Below are some entries. Output each one exactly as it appears.
-- BEGIN --
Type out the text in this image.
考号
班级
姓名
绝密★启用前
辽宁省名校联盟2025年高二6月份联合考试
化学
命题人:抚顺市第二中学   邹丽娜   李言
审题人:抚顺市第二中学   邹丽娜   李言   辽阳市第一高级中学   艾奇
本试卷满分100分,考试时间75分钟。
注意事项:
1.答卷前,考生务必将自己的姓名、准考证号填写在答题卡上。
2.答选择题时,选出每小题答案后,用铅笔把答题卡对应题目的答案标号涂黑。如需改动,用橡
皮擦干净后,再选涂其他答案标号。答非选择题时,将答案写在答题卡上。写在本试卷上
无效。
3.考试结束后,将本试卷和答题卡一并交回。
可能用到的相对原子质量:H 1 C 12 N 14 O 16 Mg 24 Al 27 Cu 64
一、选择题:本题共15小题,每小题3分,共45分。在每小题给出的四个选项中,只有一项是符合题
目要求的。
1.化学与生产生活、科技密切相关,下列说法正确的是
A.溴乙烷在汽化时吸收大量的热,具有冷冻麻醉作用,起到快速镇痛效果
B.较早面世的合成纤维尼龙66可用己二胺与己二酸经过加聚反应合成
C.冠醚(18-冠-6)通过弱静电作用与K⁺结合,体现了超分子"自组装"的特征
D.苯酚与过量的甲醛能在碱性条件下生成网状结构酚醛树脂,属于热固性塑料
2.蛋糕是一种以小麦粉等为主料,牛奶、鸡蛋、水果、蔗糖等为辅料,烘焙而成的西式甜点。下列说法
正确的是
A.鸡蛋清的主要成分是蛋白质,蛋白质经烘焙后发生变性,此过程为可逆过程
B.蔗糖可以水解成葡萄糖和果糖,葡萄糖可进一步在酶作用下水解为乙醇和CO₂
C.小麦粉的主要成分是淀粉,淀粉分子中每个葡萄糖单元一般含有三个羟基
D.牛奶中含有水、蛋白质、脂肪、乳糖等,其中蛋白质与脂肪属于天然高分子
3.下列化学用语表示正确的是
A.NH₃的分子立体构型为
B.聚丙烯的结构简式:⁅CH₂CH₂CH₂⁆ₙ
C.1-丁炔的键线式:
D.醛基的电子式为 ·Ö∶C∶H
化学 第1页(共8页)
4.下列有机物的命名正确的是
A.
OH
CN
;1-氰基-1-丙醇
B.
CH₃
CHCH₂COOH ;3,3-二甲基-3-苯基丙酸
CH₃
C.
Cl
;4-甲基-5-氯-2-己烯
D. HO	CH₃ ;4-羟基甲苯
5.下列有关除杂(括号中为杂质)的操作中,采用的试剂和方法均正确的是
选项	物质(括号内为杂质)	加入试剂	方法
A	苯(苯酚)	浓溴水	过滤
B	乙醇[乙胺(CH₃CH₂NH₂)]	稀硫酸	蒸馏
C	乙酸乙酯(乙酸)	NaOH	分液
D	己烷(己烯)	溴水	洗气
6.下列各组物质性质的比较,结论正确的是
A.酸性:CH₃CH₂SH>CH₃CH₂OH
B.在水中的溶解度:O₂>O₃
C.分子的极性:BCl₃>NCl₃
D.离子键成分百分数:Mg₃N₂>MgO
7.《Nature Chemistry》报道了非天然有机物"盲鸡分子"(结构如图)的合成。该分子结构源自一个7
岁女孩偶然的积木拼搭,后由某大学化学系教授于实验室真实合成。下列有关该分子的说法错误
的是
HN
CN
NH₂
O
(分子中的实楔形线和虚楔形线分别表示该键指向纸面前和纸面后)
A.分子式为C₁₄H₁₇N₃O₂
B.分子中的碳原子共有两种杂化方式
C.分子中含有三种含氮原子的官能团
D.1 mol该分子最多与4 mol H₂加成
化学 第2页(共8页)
-- END --
**SOLUTION**
Type out the text in this image.
考号
班级
姓名
绝密★启用前
辽宁省名校联盟2025年高二6月份联合考试
化学
命题人:抚顺市第二中学   邹丽娜   李言
审题人:抚顺市第二中学   邹丽娜   李言   辽阳市第一高级中学   艾奇
本试卷满分100分,考试时间75分钟。
注意事项:
1.答卷前,考生务必将自己的姓名、准考证号填写在答题卡上。
2.答选择题时,选出每小题答案后,用铅笔把答题卡对应题目的答案标号涂黑。如需改动,用橡
皮擦干净后,再选涂其他答案标号。答非选择题时,将答案写在答题卡上。写在本试卷上
无效。
3.考试结束后,将本试卷和答题卡一并交回。
可能用到的相对原子质量:H 1 C 12 N 14 O 16 Mg 24 Al 27 Cu 64
一、选择题:本题共15小题,每小题3分,共45分。在每小题给出的四个选项中,只有一项是符合题
目要求的。
1.化学与生产生活、科技密切相关,下列说法正确的是
A.溴乙烷在汽化时吸收大量的热,具有冷冻麻醉作用,起到快速镇痛效果
B.较早面世的合成纤维尼龙66可用己二胺与己二酸经过加聚反应合成
C.冠醚(18-冠-6)通过弱静电作用与K⁺结合,体现了超分子"自组装"的特征
D.苯酚与过量的甲醛能在碱性条件下生成网状结构酚醛树脂,属于热固性塑料
2.蛋糕是一种以小麦粉等为主料,牛奶、鸡蛋、水果、蔗糖等为辅料,烘焙而成的西式甜点。下列说法
正确的是
A.鸡蛋清的主要成分是蛋白质,蛋白质经烘焙后发生变性,此过程为可逆过程
B.蔗糖可以水解成葡萄糖和果糖,葡萄糖可进一步在酶作用下水解为乙醇和CO₂
C.小麦粉的主要成分是淀粉,淀粉分子中每个葡萄糖单元一般含有三个羟基
D.牛奶中含有水、蛋白质、脂肪、乳糖等,其中蛋白质与脂肪属于天然高分子
3.下列化学用语表示正确的是
A.NH₃的分子立体构型为
B.聚丙烯的结构简式:⁅CH₂CH₂CH₂⁆ₙ
C.1-丁炔的键线式:
D.醛基的电子式为 ·Ö∶C∶H
化学 第1页(共8页)
4.下列有机物的命名正确的是
A.
OH
CN
;1-氰基-1-丙醇
B.
CH₃
CHCH₂COOH ;3,3-二甲基-3-苯基丙酸
CH₃
C.
Cl
;4-甲基-5-氯-2-己烯
D. HO	CH₃ ;4-羟基甲苯
5.下列有关除杂(括号中为杂质)的操作中,采用的试剂和方法均正确的是
选项	物质(括号内为杂质)	加入试剂	方法
A	苯(苯酚)	浓溴水	过滤
B	乙醇[乙胺(CH₃CH₂NH₂)]	稀硫酸	蒸馏
C	乙酸乙酯(乙酸)	NaOH	分液
D	己烷(己烯)	溴水	洗气
6.下列各组物质性质的比较,结论正确的是
A.酸性:CH₃CH₂SH>CH₃CH₂OH
B.在水中的溶解度:O₂>O₃
C.分子的极性:BCl₃>NCl₃
D.离子键成分百分数:Mg₃N₂>MgO
7.《Nature Chemistry》报道了非天然有机物"盲鸡分子"(结构如图)的合成。该分子结构源自一个7
岁女孩偶然的积木拼搭,后由某大学化学系教授于实验室真实合成。下列有关该分子的说法错误
的是
HN
CN
NH₂
O
(分子中的实楔形线和虚楔形线分别表示该键指向纸面前和纸面后)
A.分子式为C₁₄H₁₇N₃O₂
B.分子中的碳原子共有两种杂化方式
C.分子中含有三种含氮原子的官能团
D.1 mol该分子最多与4 mol H₂加成
化学 第2页(共8页)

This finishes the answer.